- **Exercise**:
Write out the data below in full, unchanged, minus the images.

- **Dataset entries**:
══════════════════════════════
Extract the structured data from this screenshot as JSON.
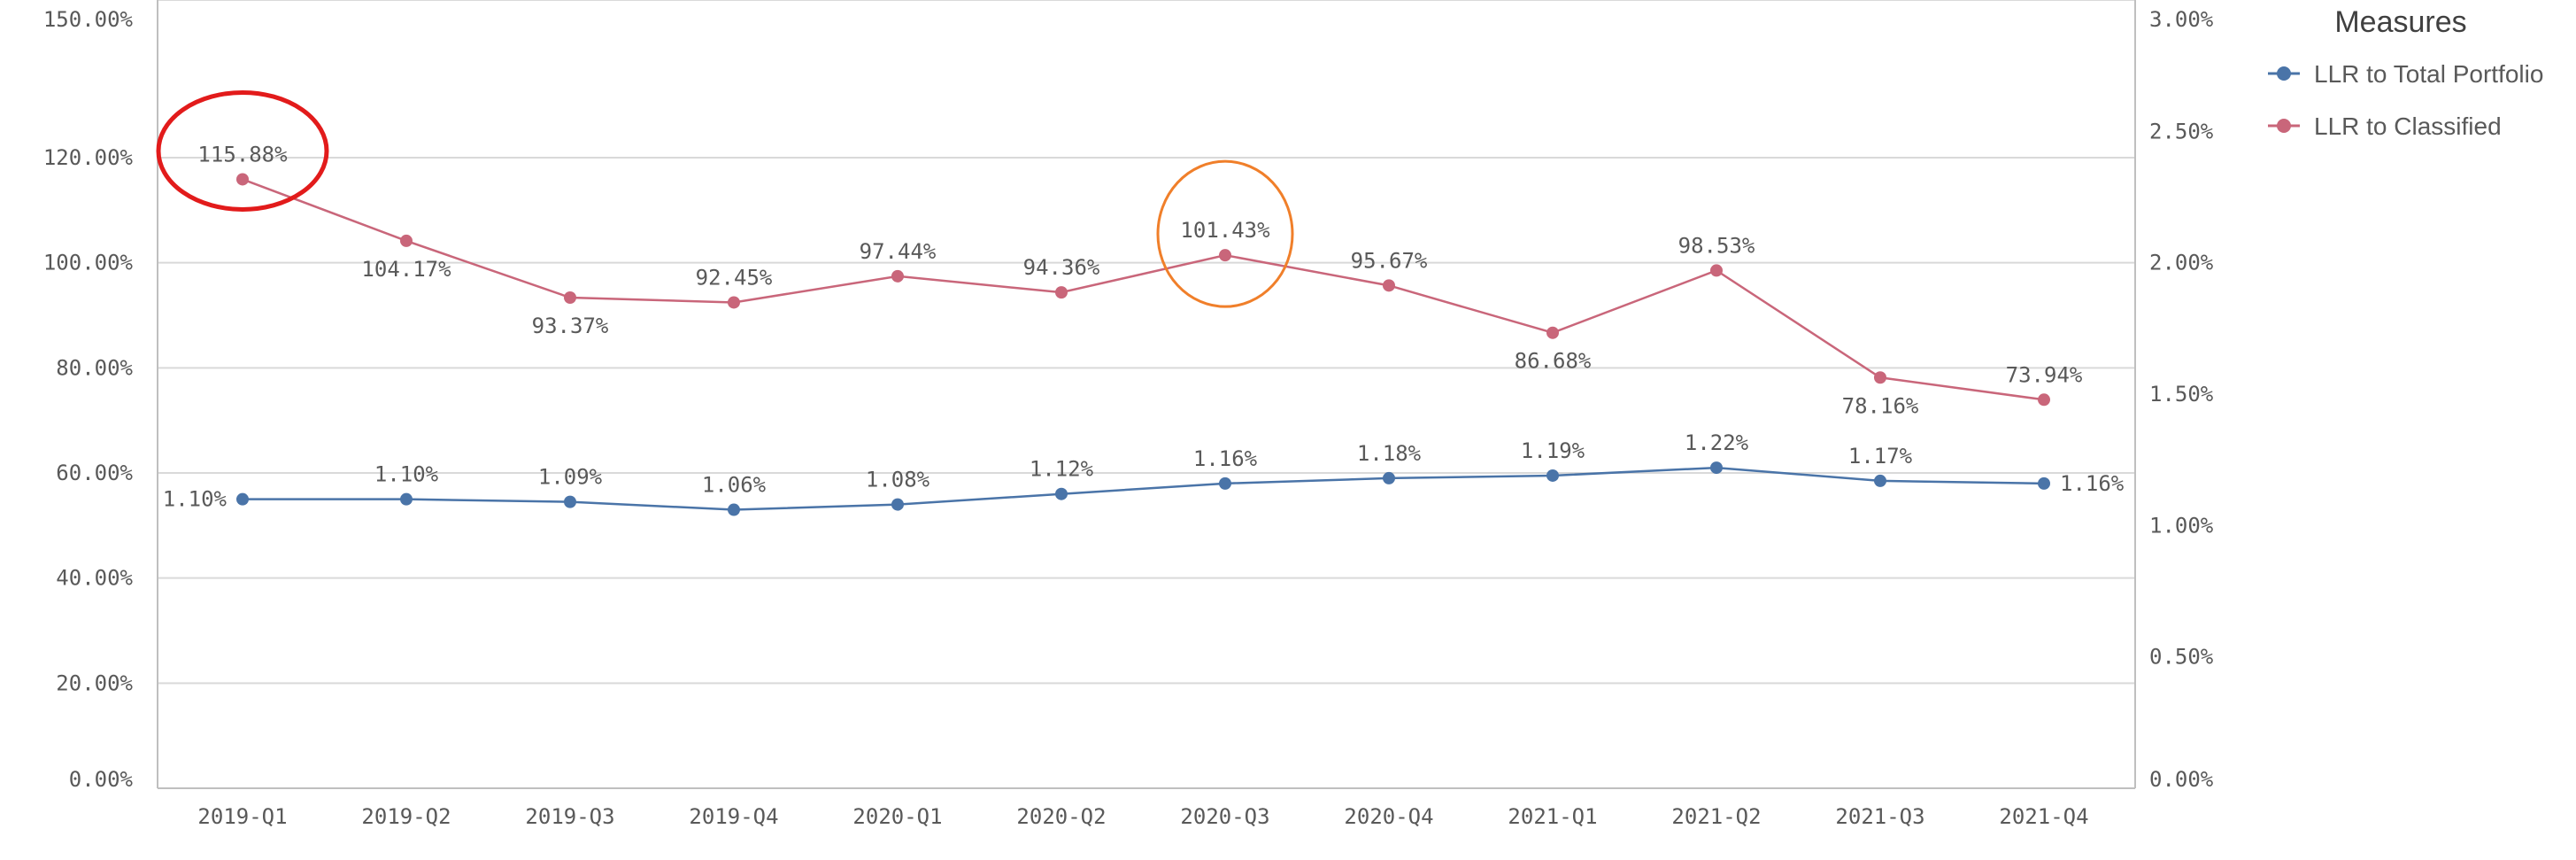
{
  "colors": {
    "series_total": "#4a74a8",
    "series_classified": "#c9667a",
    "grid": "#d9d9d9",
    "axis": "#bfbfbf",
    "annotation_red": "#e21b1b",
    "annotation_orange": "#f07f2a"
  },
  "legend": {
    "title": "Measures",
    "items": [
      "LLR to Total Portfolio",
      "LLR to Classified"
    ]
  },
  "chart_data": {
    "type": "line",
    "categories": [
      "2019-Q1",
      "2019-Q2",
      "2019-Q3",
      "2019-Q4",
      "2020-Q1",
      "2020-Q2",
      "2020-Q3",
      "2020-Q4",
      "2021-Q1",
      "2021-Q2",
      "2021-Q3",
      "2021-Q4"
    ],
    "y_left": {
      "min": 0,
      "max": 150,
      "ticks": [
        "0.00%",
        "20.00%",
        "40.00%",
        "60.00%",
        "80.00%",
        "100.00%",
        "120.00%",
        "150.00%"
      ],
      "tick_values": [
        0,
        20,
        40,
        60,
        80,
        100,
        120,
        150
      ]
    },
    "y_right": {
      "min": 0,
      "max": 3,
      "ticks": [
        "0.00%",
        "0.50%",
        "1.00%",
        "1.50%",
        "2.00%",
        "2.50%",
        "3.00%"
      ],
      "tick_values": [
        0,
        0.5,
        1,
        1.5,
        2,
        2.5,
        3
      ]
    },
    "grid": true,
    "legend_position": "top-right",
    "series": [
      {
        "name": "LLR to Total Portfolio",
        "axis": "right",
        "values": [
          1.1,
          1.1,
          1.09,
          1.06,
          1.08,
          1.12,
          1.16,
          1.18,
          1.19,
          1.22,
          1.17,
          1.16
        ],
        "labels": [
          "1.10%",
          "1.10%",
          "1.09%",
          "1.06%",
          "1.08%",
          "1.12%",
          "1.16%",
          "1.18%",
          "1.19%",
          "1.22%",
          "1.17%",
          "1.16%"
        ]
      },
      {
        "name": "LLR to Classified",
        "axis": "left",
        "values": [
          115.88,
          104.17,
          93.37,
          92.45,
          97.44,
          94.36,
          101.43,
          95.67,
          86.68,
          98.53,
          78.16,
          73.94
        ],
        "labels": [
          "115.88%",
          "104.17%",
          "93.37%",
          "92.45%",
          "97.44%",
          "94.36%",
          "101.43%",
          "95.67%",
          "86.68%",
          "98.53%",
          "78.16%",
          "73.94%"
        ]
      }
    ],
    "annotations": [
      {
        "type": "circle",
        "category": "2019-Q1",
        "series": "LLR to Classified",
        "color": "red"
      },
      {
        "type": "circle",
        "category": "2020-Q3",
        "series": "LLR to Classified",
        "color": "orange"
      }
    ]
  }
}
══════════════════════════════
- **Result for this task**:
Extract the structured data from this screenshot as JSON.
{
  "colors": {
    "series_total": "#4a74a8",
    "series_classified": "#c9667a",
    "grid": "#d9d9d9",
    "axis": "#bfbfbf",
    "annotation_red": "#e21b1b",
    "annotation_orange": "#f07f2a"
  },
  "legend": {
    "title": "Measures",
    "items": [
      "LLR to Total Portfolio",
      "LLR to Classified"
    ]
  },
  "chart_data": {
    "type": "line",
    "categories": [
      "2019-Q1",
      "2019-Q2",
      "2019-Q3",
      "2019-Q4",
      "2020-Q1",
      "2020-Q2",
      "2020-Q3",
      "2020-Q4",
      "2021-Q1",
      "2021-Q2",
      "2021-Q3",
      "2021-Q4"
    ],
    "y_left": {
      "min": 0,
      "max": 150,
      "ticks": [
        "0.00%",
        "20.00%",
        "40.00%",
        "60.00%",
        "80.00%",
        "100.00%",
        "120.00%",
        "150.00%"
      ],
      "tick_values": [
        0,
        20,
        40,
        60,
        80,
        100,
        120,
        150
      ]
    },
    "y_right": {
      "min": 0,
      "max": 3,
      "ticks": [
        "0.00%",
        "0.50%",
        "1.00%",
        "1.50%",
        "2.00%",
        "2.50%",
        "3.00%"
      ],
      "tick_values": [
        0,
        0.5,
        1,
        1.5,
        2,
        2.5,
        3
      ]
    },
    "grid": true,
    "legend_position": "top-right",
    "series": [
      {
        "name": "LLR to Total Portfolio",
        "axis": "right",
        "values": [
          1.1,
          1.1,
          1.09,
          1.06,
          1.08,
          1.12,
          1.16,
          1.18,
          1.19,
          1.22,
          1.17,
          1.16
        ],
        "labels": [
          "1.10%",
          "1.10%",
          "1.09%",
          "1.06%",
          "1.08%",
          "1.12%",
          "1.16%",
          "1.18%",
          "1.19%",
          "1.22%",
          "1.17%",
          "1.16%"
        ]
      },
      {
        "name": "LLR to Classified",
        "axis": "left",
        "values": [
          115.88,
          104.17,
          93.37,
          92.45,
          97.44,
          94.36,
          101.43,
          95.67,
          86.68,
          98.53,
          78.16,
          73.94
        ],
        "labels": [
          "115.88%",
          "104.17%",
          "93.37%",
          "92.45%",
          "97.44%",
          "94.36%",
          "101.43%",
          "95.67%",
          "86.68%",
          "98.53%",
          "78.16%",
          "73.94%"
        ]
      }
    ],
    "annotations": [
      {
        "type": "circle",
        "category": "2019-Q1",
        "series": "LLR to Classified",
        "color": "red"
      },
      {
        "type": "circle",
        "category": "2020-Q3",
        "series": "LLR to Classified",
        "color": "orange"
      }
    ]
  }
}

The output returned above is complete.